What needs to be done: Emit the data below verbatim, stripping out any pictures.

>>>>>

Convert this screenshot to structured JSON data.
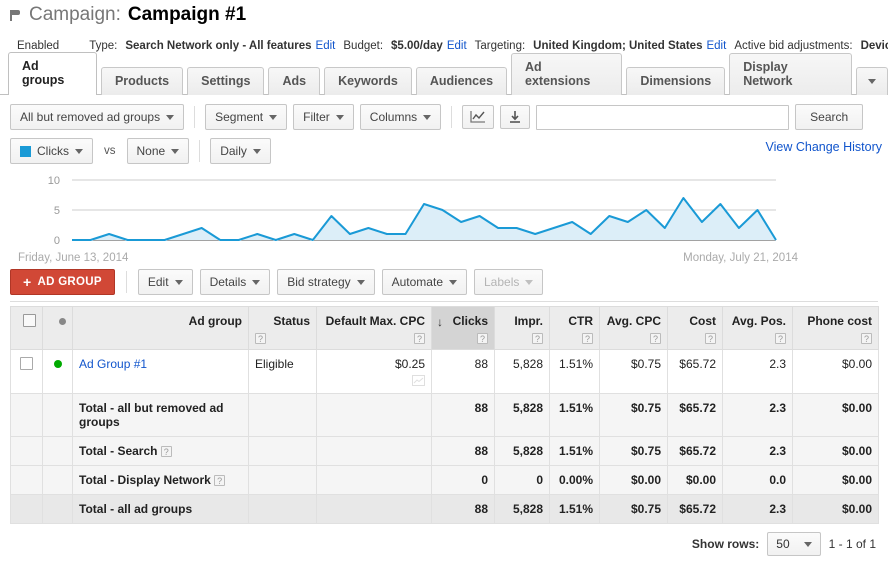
{
  "header": {
    "icon": "campaign-flag-icon",
    "label": "Campaign:",
    "name": "Campaign #1"
  },
  "status_strip": {
    "state": "Enabled",
    "type_label": "Type:",
    "type_value": "Search Network only - All features",
    "type_edit": "Edit",
    "budget_label": "Budget:",
    "budget_value": "$5.00/day",
    "budget_edit": "Edit",
    "targeting_label": "Targeting:",
    "targeting_value": "United Kingdom; United States",
    "targeting_edit": "Edit",
    "bidadj_label": "Active bid adjustments:",
    "bidadj_value": "Device"
  },
  "tabs": [
    {
      "label": "Ad groups",
      "active": true
    },
    {
      "label": "Products",
      "active": false
    },
    {
      "label": "Settings",
      "active": false
    },
    {
      "label": "Ads",
      "active": false
    },
    {
      "label": "Keywords",
      "active": false
    },
    {
      "label": "Audiences",
      "active": false
    },
    {
      "label": "Ad extensions",
      "active": false
    },
    {
      "label": "Dimensions",
      "active": false
    },
    {
      "label": "Display Network",
      "active": false
    }
  ],
  "toolbar": {
    "scope_filter": "All but removed ad groups",
    "segment": "Segment",
    "filter": "Filter",
    "columns": "Columns",
    "chart_icon": "line-chart-icon",
    "download_icon": "download-icon",
    "search_value": "",
    "search_placeholder": "",
    "search_button": "Search"
  },
  "chart_controls": {
    "metric": "Clicks",
    "metric_color": "#1a9ad6",
    "vs": "vs",
    "compare": "None",
    "granularity": "Daily",
    "change_history": "View Change History"
  },
  "chart_data": {
    "type": "area",
    "title": "",
    "xlabel": "",
    "ylabel": "Clicks",
    "ylim": [
      0,
      10
    ],
    "yticks": [
      0,
      5,
      10
    ],
    "grid": true,
    "legend": "Clicks",
    "series_color": "#1a9ad6",
    "fill_color": "#dceef8",
    "start_label": "Friday, June 13, 2014",
    "end_label": "Monday, July 21, 2014",
    "x": [
      "2014-06-13",
      "2014-06-14",
      "2014-06-15",
      "2014-06-16",
      "2014-06-17",
      "2014-06-18",
      "2014-06-19",
      "2014-06-20",
      "2014-06-21",
      "2014-06-22",
      "2014-06-23",
      "2014-06-24",
      "2014-06-25",
      "2014-06-26",
      "2014-06-27",
      "2014-06-28",
      "2014-06-29",
      "2014-06-30",
      "2014-07-01",
      "2014-07-02",
      "2014-07-03",
      "2014-07-04",
      "2014-07-05",
      "2014-07-06",
      "2014-07-07",
      "2014-07-08",
      "2014-07-09",
      "2014-07-10",
      "2014-07-11",
      "2014-07-12",
      "2014-07-13",
      "2014-07-14",
      "2014-07-15",
      "2014-07-16",
      "2014-07-17",
      "2014-07-18",
      "2014-07-19",
      "2014-07-20",
      "2014-07-21"
    ],
    "values": [
      0,
      0,
      1,
      0,
      0,
      0,
      1,
      2,
      0,
      0,
      1,
      0,
      1,
      0,
      4,
      1,
      2,
      1,
      1,
      6,
      5,
      3,
      4,
      2,
      2,
      1,
      2,
      3,
      1,
      4,
      3,
      5,
      2,
      7,
      3,
      6,
      2,
      5,
      0
    ]
  },
  "action_row": {
    "add_group": "AD GROUP",
    "edit": "Edit",
    "details": "Details",
    "bid_strategy": "Bid strategy",
    "automate": "Automate",
    "labels": "Labels"
  },
  "table": {
    "columns": [
      {
        "key": "checkbox",
        "label": "",
        "help": false,
        "align": "center"
      },
      {
        "key": "status_dot",
        "label": "",
        "help": false,
        "align": "center"
      },
      {
        "key": "ad_group",
        "label": "Ad group",
        "help": false,
        "align": "left"
      },
      {
        "key": "status",
        "label": "Status",
        "help": true,
        "align": "left"
      },
      {
        "key": "default_max_cpc",
        "label": "Default Max. CPC",
        "help": true,
        "align": "right"
      },
      {
        "key": "clicks",
        "label": "Clicks",
        "help": true,
        "align": "right",
        "sorted": true,
        "sort_dir": "desc"
      },
      {
        "key": "impr",
        "label": "Impr.",
        "help": true,
        "align": "right"
      },
      {
        "key": "ctr",
        "label": "CTR",
        "help": true,
        "align": "right"
      },
      {
        "key": "avg_cpc",
        "label": "Avg. CPC",
        "help": true,
        "align": "right"
      },
      {
        "key": "cost",
        "label": "Cost",
        "help": true,
        "align": "right"
      },
      {
        "key": "avg_pos",
        "label": "Avg. Pos.",
        "help": true,
        "align": "right"
      },
      {
        "key": "phone_cost",
        "label": "Phone cost",
        "help": true,
        "align": "right"
      }
    ],
    "rows": [
      {
        "type": "data",
        "ad_group": "Ad Group #1",
        "status": "Eligible",
        "default_max_cpc": "$0.25",
        "clicks": "88",
        "impr": "5,828",
        "ctr": "1.51%",
        "avg_cpc": "$0.75",
        "cost": "$65.72",
        "avg_pos": "2.3",
        "phone_cost": "$0.00"
      },
      {
        "type": "total",
        "ad_group": "Total - all but removed ad groups",
        "status": "",
        "default_max_cpc": "",
        "clicks": "88",
        "impr": "5,828",
        "ctr": "1.51%",
        "avg_cpc": "$0.75",
        "cost": "$65.72",
        "avg_pos": "2.3",
        "phone_cost": "$0.00"
      },
      {
        "type": "total",
        "ad_group": "Total - Search",
        "help": true,
        "status": "",
        "default_max_cpc": "",
        "clicks": "88",
        "impr": "5,828",
        "ctr": "1.51%",
        "avg_cpc": "$0.75",
        "cost": "$65.72",
        "avg_pos": "2.3",
        "phone_cost": "$0.00"
      },
      {
        "type": "total",
        "ad_group": "Total - Display Network",
        "help": true,
        "status": "",
        "default_max_cpc": "",
        "clicks": "0",
        "impr": "0",
        "ctr": "0.00%",
        "avg_cpc": "$0.00",
        "cost": "$0.00",
        "avg_pos": "0.0",
        "phone_cost": "$0.00"
      },
      {
        "type": "total-all",
        "ad_group": "Total - all ad groups",
        "status": "",
        "default_max_cpc": "",
        "clicks": "88",
        "impr": "5,828",
        "ctr": "1.51%",
        "avg_cpc": "$0.75",
        "cost": "$65.72",
        "avg_pos": "2.3",
        "phone_cost": "$0.00"
      }
    ]
  },
  "footer": {
    "show_rows_label": "Show rows:",
    "rows_per_page": "50",
    "range": "1 - 1 of 1"
  }
}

<<<<<

Solution:
Convert this screenshot to structured JSON data.
{
  "header": {
    "icon": "campaign-flag-icon",
    "label": "Campaign:",
    "name": "Campaign #1"
  },
  "status_strip": {
    "state": "Enabled",
    "type_label": "Type:",
    "type_value": "Search Network only - All features",
    "type_edit": "Edit",
    "budget_label": "Budget:",
    "budget_value": "$5.00/day",
    "budget_edit": "Edit",
    "targeting_label": "Targeting:",
    "targeting_value": "United Kingdom; United States",
    "targeting_edit": "Edit",
    "bidadj_label": "Active bid adjustments:",
    "bidadj_value": "Device"
  },
  "tabs": [
    {
      "label": "Ad groups",
      "active": true
    },
    {
      "label": "Products",
      "active": false
    },
    {
      "label": "Settings",
      "active": false
    },
    {
      "label": "Ads",
      "active": false
    },
    {
      "label": "Keywords",
      "active": false
    },
    {
      "label": "Audiences",
      "active": false
    },
    {
      "label": "Ad extensions",
      "active": false
    },
    {
      "label": "Dimensions",
      "active": false
    },
    {
      "label": "Display Network",
      "active": false
    }
  ],
  "toolbar": {
    "scope_filter": "All but removed ad groups",
    "segment": "Segment",
    "filter": "Filter",
    "columns": "Columns",
    "chart_icon": "line-chart-icon",
    "download_icon": "download-icon",
    "search_value": "",
    "search_placeholder": "",
    "search_button": "Search"
  },
  "chart_controls": {
    "metric": "Clicks",
    "metric_color": "#1a9ad6",
    "vs": "vs",
    "compare": "None",
    "granularity": "Daily",
    "change_history": "View Change History"
  },
  "chart_data": {
    "type": "area",
    "title": "",
    "xlabel": "",
    "ylabel": "Clicks",
    "ylim": [
      0,
      10
    ],
    "yticks": [
      0,
      5,
      10
    ],
    "grid": true,
    "legend": "Clicks",
    "series_color": "#1a9ad6",
    "fill_color": "#dceef8",
    "start_label": "Friday, June 13, 2014",
    "end_label": "Monday, July 21, 2014",
    "x": [
      "2014-06-13",
      "2014-06-14",
      "2014-06-15",
      "2014-06-16",
      "2014-06-17",
      "2014-06-18",
      "2014-06-19",
      "2014-06-20",
      "2014-06-21",
      "2014-06-22",
      "2014-06-23",
      "2014-06-24",
      "2014-06-25",
      "2014-06-26",
      "2014-06-27",
      "2014-06-28",
      "2014-06-29",
      "2014-06-30",
      "2014-07-01",
      "2014-07-02",
      "2014-07-03",
      "2014-07-04",
      "2014-07-05",
      "2014-07-06",
      "2014-07-07",
      "2014-07-08",
      "2014-07-09",
      "2014-07-10",
      "2014-07-11",
      "2014-07-12",
      "2014-07-13",
      "2014-07-14",
      "2014-07-15",
      "2014-07-16",
      "2014-07-17",
      "2014-07-18",
      "2014-07-19",
      "2014-07-20",
      "2014-07-21"
    ],
    "values": [
      0,
      0,
      1,
      0,
      0,
      0,
      1,
      2,
      0,
      0,
      1,
      0,
      1,
      0,
      4,
      1,
      2,
      1,
      1,
      6,
      5,
      3,
      4,
      2,
      2,
      1,
      2,
      3,
      1,
      4,
      3,
      5,
      2,
      7,
      3,
      6,
      2,
      5,
      0
    ]
  },
  "action_row": {
    "add_group": "AD GROUP",
    "edit": "Edit",
    "details": "Details",
    "bid_strategy": "Bid strategy",
    "automate": "Automate",
    "labels": "Labels"
  },
  "table": {
    "columns": [
      {
        "key": "checkbox",
        "label": "",
        "help": false,
        "align": "center"
      },
      {
        "key": "status_dot",
        "label": "",
        "help": false,
        "align": "center"
      },
      {
        "key": "ad_group",
        "label": "Ad group",
        "help": false,
        "align": "left"
      },
      {
        "key": "status",
        "label": "Status",
        "help": true,
        "align": "left"
      },
      {
        "key": "default_max_cpc",
        "label": "Default Max. CPC",
        "help": true,
        "align": "right"
      },
      {
        "key": "clicks",
        "label": "Clicks",
        "help": true,
        "align": "right",
        "sorted": true,
        "sort_dir": "desc"
      },
      {
        "key": "impr",
        "label": "Impr.",
        "help": true,
        "align": "right"
      },
      {
        "key": "ctr",
        "label": "CTR",
        "help": true,
        "align": "right"
      },
      {
        "key": "avg_cpc",
        "label": "Avg. CPC",
        "help": true,
        "align": "right"
      },
      {
        "key": "cost",
        "label": "Cost",
        "help": true,
        "align": "right"
      },
      {
        "key": "avg_pos",
        "label": "Avg. Pos.",
        "help": true,
        "align": "right"
      },
      {
        "key": "phone_cost",
        "label": "Phone cost",
        "help": true,
        "align": "right"
      }
    ],
    "rows": [
      {
        "type": "data",
        "ad_group": "Ad Group #1",
        "status": "Eligible",
        "default_max_cpc": "$0.25",
        "clicks": "88",
        "impr": "5,828",
        "ctr": "1.51%",
        "avg_cpc": "$0.75",
        "cost": "$65.72",
        "avg_pos": "2.3",
        "phone_cost": "$0.00"
      },
      {
        "type": "total",
        "ad_group": "Total - all but removed ad groups",
        "status": "",
        "default_max_cpc": "",
        "clicks": "88",
        "impr": "5,828",
        "ctr": "1.51%",
        "avg_cpc": "$0.75",
        "cost": "$65.72",
        "avg_pos": "2.3",
        "phone_cost": "$0.00"
      },
      {
        "type": "total",
        "ad_group": "Total - Search",
        "help": true,
        "status": "",
        "default_max_cpc": "",
        "clicks": "88",
        "impr": "5,828",
        "ctr": "1.51%",
        "avg_cpc": "$0.75",
        "cost": "$65.72",
        "avg_pos": "2.3",
        "phone_cost": "$0.00"
      },
      {
        "type": "total",
        "ad_group": "Total - Display Network",
        "help": true,
        "status": "",
        "default_max_cpc": "",
        "clicks": "0",
        "impr": "0",
        "ctr": "0.00%",
        "avg_cpc": "$0.00",
        "cost": "$0.00",
        "avg_pos": "0.0",
        "phone_cost": "$0.00"
      },
      {
        "type": "total-all",
        "ad_group": "Total - all ad groups",
        "status": "",
        "default_max_cpc": "",
        "clicks": "88",
        "impr": "5,828",
        "ctr": "1.51%",
        "avg_cpc": "$0.75",
        "cost": "$65.72",
        "avg_pos": "2.3",
        "phone_cost": "$0.00"
      }
    ]
  },
  "footer": {
    "show_rows_label": "Show rows:",
    "rows_per_page": "50",
    "range": "1 - 1 of 1"
  }
}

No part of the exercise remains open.